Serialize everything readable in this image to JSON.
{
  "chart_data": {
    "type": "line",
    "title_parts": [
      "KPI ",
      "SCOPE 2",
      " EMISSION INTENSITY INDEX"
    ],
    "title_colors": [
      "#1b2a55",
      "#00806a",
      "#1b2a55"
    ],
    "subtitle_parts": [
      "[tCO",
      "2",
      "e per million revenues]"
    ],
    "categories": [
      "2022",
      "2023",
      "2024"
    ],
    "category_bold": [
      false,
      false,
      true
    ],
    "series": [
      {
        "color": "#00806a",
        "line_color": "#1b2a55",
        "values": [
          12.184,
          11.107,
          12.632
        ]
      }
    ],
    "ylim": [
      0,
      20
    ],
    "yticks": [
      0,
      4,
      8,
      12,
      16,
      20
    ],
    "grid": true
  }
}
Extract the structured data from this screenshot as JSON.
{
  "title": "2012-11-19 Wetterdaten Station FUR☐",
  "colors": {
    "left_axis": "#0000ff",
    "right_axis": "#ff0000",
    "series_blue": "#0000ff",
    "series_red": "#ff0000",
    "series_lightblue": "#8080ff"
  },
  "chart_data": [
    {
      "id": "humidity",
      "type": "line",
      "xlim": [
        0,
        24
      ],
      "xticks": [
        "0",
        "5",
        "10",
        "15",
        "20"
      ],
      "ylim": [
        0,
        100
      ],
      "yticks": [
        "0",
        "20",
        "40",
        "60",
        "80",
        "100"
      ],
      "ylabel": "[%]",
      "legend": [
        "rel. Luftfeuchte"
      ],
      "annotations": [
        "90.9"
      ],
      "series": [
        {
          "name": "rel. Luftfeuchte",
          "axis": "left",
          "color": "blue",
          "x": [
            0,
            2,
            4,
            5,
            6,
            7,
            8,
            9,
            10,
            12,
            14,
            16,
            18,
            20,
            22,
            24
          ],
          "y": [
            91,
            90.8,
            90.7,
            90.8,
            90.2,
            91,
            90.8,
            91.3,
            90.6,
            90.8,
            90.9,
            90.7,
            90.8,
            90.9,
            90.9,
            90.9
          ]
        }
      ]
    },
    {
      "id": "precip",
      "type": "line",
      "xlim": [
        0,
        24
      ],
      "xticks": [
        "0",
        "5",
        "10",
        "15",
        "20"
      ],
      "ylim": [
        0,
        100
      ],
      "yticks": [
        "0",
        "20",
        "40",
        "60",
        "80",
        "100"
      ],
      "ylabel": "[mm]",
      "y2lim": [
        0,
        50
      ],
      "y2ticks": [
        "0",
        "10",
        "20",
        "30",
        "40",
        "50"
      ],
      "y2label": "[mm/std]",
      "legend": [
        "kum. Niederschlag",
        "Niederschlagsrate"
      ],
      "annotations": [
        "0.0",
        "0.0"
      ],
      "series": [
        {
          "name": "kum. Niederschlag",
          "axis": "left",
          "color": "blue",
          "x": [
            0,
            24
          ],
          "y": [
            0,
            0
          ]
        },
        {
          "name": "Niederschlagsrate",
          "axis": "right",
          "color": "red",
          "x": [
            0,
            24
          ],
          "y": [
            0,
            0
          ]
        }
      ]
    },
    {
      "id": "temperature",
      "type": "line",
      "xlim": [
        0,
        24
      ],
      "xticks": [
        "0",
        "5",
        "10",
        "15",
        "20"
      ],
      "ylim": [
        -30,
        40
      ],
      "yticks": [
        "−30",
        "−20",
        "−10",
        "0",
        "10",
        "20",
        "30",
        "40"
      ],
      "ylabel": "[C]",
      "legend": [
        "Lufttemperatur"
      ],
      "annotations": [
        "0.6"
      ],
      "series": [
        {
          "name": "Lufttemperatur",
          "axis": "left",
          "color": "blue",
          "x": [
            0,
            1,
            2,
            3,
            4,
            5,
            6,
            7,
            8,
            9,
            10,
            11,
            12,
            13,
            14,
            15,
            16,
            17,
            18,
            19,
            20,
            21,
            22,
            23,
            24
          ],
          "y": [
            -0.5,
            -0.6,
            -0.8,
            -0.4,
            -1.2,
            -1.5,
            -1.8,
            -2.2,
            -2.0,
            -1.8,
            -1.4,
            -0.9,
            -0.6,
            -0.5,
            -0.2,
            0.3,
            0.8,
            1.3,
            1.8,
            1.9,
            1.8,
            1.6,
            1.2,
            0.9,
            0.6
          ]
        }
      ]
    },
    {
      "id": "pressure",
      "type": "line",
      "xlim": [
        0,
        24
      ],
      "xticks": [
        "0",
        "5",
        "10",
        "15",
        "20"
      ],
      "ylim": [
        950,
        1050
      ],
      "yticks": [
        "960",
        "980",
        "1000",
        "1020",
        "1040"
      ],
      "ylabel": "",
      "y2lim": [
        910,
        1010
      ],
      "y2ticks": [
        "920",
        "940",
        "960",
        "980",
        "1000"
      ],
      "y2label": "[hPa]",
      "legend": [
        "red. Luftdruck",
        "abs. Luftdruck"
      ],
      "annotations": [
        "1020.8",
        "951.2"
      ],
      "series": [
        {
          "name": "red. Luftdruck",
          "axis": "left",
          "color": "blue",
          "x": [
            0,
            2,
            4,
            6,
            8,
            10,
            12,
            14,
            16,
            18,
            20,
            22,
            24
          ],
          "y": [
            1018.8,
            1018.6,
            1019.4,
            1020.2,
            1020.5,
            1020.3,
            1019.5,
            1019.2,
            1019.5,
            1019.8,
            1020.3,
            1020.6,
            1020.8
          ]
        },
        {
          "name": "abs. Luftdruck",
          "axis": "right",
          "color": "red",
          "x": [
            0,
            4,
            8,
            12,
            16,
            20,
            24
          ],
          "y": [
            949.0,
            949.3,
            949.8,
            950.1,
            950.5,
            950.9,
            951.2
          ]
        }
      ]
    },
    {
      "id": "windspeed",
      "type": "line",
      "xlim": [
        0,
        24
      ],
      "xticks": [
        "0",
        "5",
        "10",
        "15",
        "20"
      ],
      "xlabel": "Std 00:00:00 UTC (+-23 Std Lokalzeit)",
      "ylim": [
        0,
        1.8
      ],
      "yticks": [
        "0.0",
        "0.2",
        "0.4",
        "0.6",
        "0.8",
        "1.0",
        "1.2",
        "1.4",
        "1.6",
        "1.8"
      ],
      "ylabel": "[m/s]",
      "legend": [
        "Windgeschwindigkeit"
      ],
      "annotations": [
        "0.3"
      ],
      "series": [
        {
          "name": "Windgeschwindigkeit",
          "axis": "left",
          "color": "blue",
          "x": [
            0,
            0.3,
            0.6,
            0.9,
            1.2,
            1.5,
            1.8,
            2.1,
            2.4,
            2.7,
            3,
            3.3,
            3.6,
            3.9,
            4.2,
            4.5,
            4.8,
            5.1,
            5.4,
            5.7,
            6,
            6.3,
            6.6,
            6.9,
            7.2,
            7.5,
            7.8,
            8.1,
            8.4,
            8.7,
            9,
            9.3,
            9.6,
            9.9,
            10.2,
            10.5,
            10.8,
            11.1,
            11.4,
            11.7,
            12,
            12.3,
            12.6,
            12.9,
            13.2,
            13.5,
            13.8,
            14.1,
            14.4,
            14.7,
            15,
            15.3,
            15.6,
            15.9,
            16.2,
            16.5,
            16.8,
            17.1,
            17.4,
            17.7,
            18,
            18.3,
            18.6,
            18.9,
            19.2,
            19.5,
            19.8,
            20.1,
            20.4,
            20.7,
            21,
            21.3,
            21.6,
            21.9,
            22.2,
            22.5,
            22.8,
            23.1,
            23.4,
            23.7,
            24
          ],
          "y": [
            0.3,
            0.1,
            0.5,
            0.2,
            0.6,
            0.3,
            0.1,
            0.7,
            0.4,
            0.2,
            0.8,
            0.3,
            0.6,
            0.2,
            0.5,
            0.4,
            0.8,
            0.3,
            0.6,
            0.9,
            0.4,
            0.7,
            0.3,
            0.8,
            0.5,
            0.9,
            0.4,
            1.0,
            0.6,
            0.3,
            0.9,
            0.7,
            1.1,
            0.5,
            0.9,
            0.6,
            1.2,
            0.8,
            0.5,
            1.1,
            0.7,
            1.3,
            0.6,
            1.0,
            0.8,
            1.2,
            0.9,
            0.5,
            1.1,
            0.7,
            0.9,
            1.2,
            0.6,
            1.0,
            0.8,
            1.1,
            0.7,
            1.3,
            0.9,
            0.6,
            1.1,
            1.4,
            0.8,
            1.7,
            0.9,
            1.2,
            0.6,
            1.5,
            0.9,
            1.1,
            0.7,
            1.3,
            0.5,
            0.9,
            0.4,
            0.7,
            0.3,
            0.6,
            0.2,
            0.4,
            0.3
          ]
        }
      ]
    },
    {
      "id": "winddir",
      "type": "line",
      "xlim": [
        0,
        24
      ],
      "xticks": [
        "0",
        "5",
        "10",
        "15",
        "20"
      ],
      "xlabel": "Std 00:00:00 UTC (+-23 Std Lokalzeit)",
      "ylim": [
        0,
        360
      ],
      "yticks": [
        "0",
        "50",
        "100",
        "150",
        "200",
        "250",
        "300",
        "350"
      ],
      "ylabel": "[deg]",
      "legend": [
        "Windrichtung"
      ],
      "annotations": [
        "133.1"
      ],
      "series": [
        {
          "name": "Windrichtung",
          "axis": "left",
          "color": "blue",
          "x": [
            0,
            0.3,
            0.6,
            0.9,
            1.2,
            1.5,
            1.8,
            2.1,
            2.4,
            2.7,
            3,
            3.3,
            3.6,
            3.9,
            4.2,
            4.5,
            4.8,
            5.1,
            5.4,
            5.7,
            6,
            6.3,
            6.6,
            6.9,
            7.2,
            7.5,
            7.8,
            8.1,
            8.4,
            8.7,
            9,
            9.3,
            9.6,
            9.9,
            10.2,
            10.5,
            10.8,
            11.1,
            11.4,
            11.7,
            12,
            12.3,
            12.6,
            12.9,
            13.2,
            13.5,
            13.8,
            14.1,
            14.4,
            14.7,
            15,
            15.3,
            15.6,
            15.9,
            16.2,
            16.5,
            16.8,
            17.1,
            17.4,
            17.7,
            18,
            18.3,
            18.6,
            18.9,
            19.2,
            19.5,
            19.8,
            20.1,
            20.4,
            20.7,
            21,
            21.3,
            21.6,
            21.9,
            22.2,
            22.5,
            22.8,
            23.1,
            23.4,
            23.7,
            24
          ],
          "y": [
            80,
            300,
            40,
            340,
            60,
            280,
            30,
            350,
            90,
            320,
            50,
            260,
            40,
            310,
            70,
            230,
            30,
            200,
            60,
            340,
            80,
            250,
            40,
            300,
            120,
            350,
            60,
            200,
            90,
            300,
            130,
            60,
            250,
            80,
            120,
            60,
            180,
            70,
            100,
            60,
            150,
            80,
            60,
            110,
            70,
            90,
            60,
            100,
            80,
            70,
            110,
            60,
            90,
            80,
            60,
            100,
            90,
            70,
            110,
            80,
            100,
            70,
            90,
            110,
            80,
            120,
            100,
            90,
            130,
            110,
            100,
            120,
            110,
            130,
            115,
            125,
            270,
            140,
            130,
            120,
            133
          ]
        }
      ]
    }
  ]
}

> _Aim_
Show every line from the listing above in which the string "ylabel" appears.

> _Answer to the task_
      "ylabel": "[%]",
      "ylabel": "[mm]",
      "ylabel": "[C]",
      "ylabel": "",
      "ylabel": "[m/s]",
      "ylabel": "[deg]",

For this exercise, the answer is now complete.